┏━━
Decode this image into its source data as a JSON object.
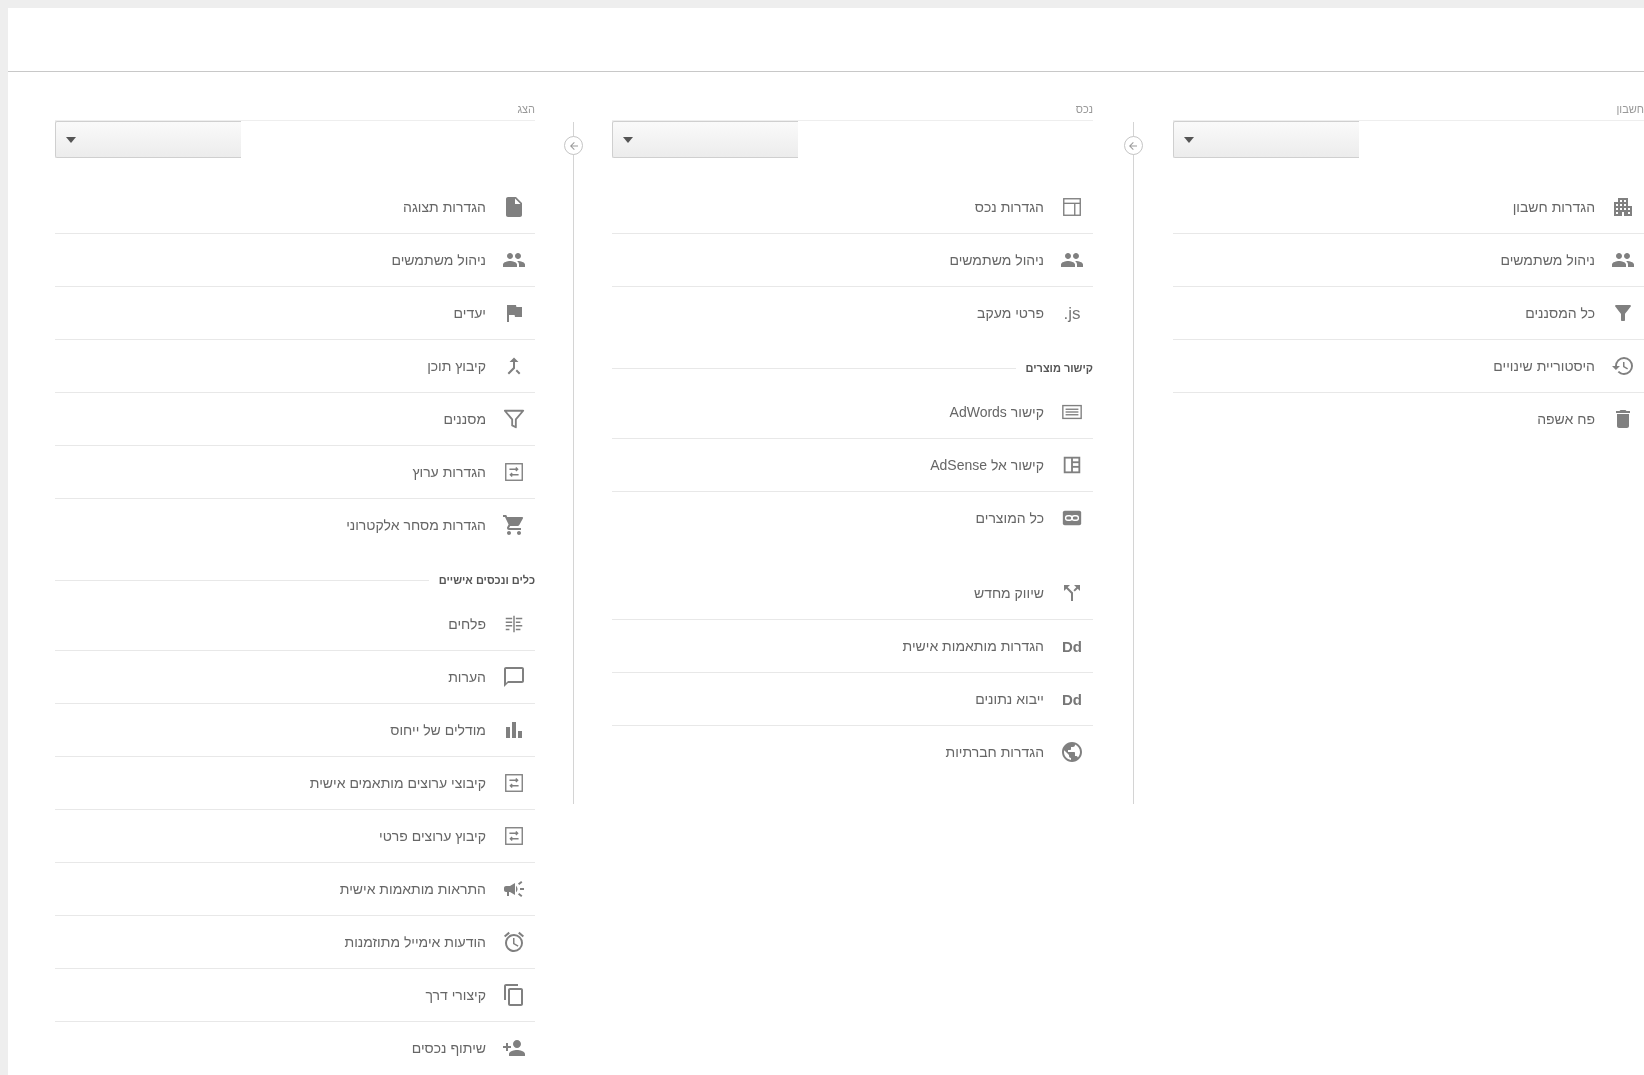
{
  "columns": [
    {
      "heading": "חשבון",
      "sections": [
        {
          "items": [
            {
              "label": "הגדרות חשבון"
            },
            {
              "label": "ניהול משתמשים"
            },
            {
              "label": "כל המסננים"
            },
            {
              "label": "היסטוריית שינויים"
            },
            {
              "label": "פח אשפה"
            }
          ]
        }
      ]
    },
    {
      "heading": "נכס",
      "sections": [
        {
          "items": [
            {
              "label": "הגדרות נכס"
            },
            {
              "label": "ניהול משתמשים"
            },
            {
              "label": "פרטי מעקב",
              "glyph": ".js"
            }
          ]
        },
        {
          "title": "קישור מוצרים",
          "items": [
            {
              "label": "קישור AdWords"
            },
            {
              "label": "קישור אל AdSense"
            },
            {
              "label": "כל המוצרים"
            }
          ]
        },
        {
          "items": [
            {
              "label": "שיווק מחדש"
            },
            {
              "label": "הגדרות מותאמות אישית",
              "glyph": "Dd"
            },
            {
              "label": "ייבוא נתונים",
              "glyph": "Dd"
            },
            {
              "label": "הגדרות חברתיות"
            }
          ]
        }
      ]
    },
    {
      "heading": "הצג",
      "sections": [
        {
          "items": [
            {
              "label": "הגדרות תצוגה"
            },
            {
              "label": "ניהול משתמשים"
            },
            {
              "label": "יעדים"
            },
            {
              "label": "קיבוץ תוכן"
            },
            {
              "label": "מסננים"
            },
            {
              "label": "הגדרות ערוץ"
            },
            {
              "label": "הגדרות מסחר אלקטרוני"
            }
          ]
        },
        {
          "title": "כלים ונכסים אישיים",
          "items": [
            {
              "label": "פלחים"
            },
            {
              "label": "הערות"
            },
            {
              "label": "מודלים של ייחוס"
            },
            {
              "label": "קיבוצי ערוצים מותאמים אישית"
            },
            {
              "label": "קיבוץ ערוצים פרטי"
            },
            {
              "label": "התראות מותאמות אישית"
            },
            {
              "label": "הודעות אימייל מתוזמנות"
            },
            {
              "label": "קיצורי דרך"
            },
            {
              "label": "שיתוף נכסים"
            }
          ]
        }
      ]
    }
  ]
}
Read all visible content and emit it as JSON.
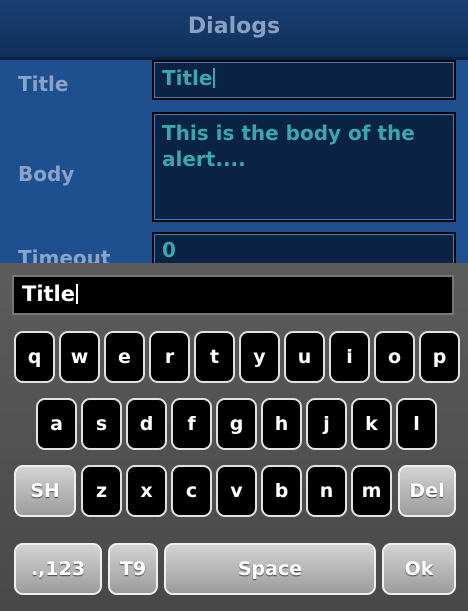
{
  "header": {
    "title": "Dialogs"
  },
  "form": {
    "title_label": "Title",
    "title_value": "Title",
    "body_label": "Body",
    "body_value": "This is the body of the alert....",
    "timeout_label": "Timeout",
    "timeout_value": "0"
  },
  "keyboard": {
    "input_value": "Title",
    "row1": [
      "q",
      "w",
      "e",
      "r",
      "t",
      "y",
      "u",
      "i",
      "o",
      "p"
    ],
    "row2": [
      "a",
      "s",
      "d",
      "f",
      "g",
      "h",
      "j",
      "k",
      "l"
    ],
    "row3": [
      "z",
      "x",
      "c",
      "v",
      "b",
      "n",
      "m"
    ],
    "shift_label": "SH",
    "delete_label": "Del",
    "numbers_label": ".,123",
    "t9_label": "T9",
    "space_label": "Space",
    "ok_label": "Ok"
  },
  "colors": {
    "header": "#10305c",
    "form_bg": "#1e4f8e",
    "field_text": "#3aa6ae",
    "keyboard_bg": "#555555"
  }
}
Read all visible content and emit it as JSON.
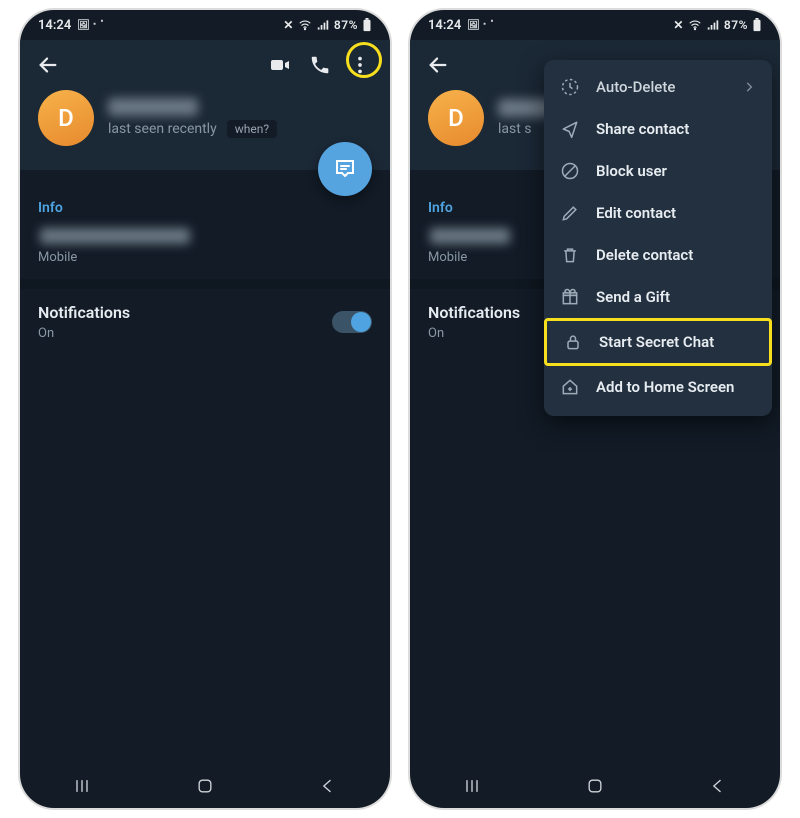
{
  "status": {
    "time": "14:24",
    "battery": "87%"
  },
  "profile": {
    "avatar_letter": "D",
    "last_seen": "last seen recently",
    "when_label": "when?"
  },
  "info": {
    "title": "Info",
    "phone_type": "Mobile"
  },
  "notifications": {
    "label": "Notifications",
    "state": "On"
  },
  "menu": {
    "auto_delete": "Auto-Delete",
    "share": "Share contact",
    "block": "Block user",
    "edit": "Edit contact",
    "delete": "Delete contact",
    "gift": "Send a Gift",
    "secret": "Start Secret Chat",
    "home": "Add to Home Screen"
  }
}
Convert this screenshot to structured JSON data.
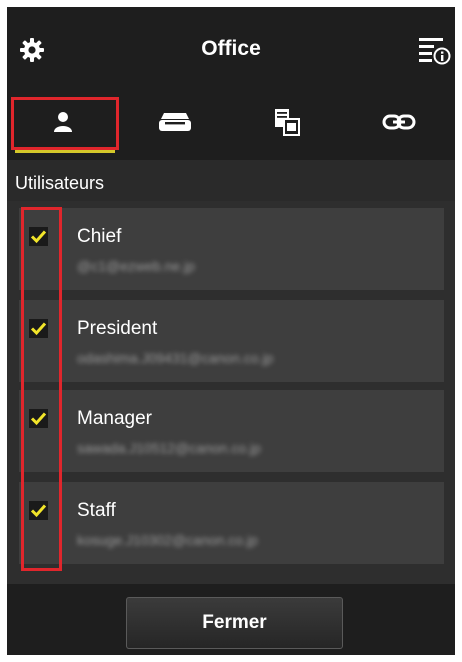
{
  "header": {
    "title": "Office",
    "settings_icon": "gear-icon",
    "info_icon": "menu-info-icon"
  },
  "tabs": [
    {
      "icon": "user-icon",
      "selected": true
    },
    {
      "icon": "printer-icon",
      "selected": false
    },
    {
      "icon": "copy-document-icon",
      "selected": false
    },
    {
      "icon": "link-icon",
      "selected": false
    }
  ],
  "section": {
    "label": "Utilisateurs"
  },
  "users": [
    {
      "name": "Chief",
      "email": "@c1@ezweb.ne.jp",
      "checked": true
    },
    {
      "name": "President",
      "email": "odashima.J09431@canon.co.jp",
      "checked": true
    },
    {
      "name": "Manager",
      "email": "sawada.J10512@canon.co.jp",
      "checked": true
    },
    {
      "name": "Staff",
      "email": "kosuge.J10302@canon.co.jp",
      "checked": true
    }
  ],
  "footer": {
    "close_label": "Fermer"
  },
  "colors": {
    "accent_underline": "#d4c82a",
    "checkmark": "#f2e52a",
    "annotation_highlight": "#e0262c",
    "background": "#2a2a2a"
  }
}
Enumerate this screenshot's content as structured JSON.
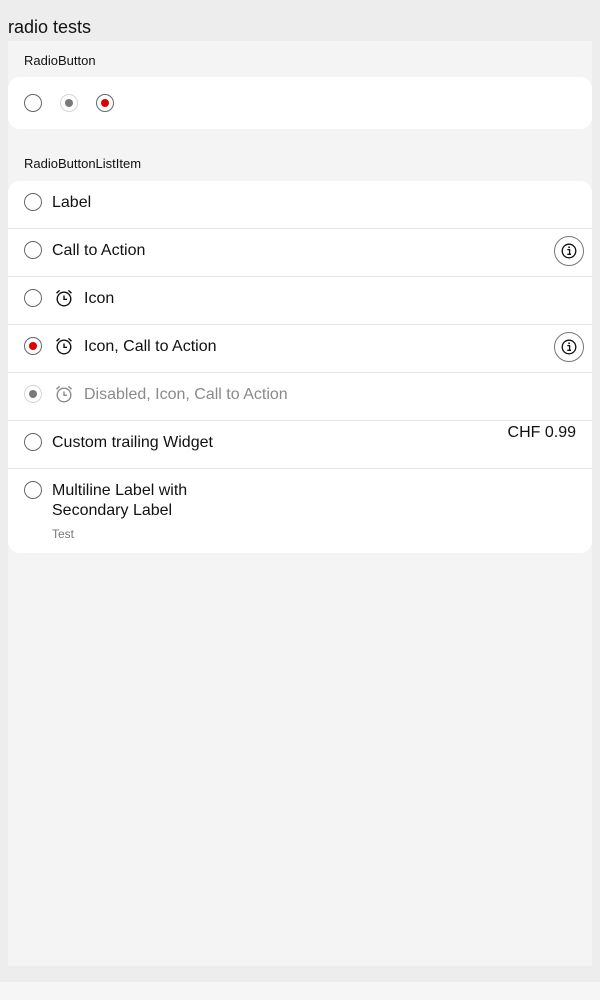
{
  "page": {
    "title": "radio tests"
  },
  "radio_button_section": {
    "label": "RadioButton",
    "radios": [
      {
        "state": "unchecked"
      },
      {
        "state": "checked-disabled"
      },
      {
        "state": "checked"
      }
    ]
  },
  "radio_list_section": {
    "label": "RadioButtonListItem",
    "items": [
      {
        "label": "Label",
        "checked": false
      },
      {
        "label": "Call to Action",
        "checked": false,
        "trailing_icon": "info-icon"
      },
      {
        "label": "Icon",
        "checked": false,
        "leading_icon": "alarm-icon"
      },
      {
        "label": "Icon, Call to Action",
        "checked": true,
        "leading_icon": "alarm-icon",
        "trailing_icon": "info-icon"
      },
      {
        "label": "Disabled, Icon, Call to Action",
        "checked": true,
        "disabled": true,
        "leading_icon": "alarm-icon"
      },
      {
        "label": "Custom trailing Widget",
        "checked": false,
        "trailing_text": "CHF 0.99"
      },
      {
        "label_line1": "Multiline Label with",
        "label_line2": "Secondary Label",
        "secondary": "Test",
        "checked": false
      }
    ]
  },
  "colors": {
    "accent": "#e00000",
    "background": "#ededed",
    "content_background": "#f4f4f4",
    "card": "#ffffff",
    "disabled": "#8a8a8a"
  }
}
┗━━
**REQUIREMENT:**
Using the records above, gather all lines where the string "structured" is present.

**ANSWER TO THE PROBLEM:**
Convert this screenshot to structured JSON data.
Enumerate this screenshot's content as structured JSON.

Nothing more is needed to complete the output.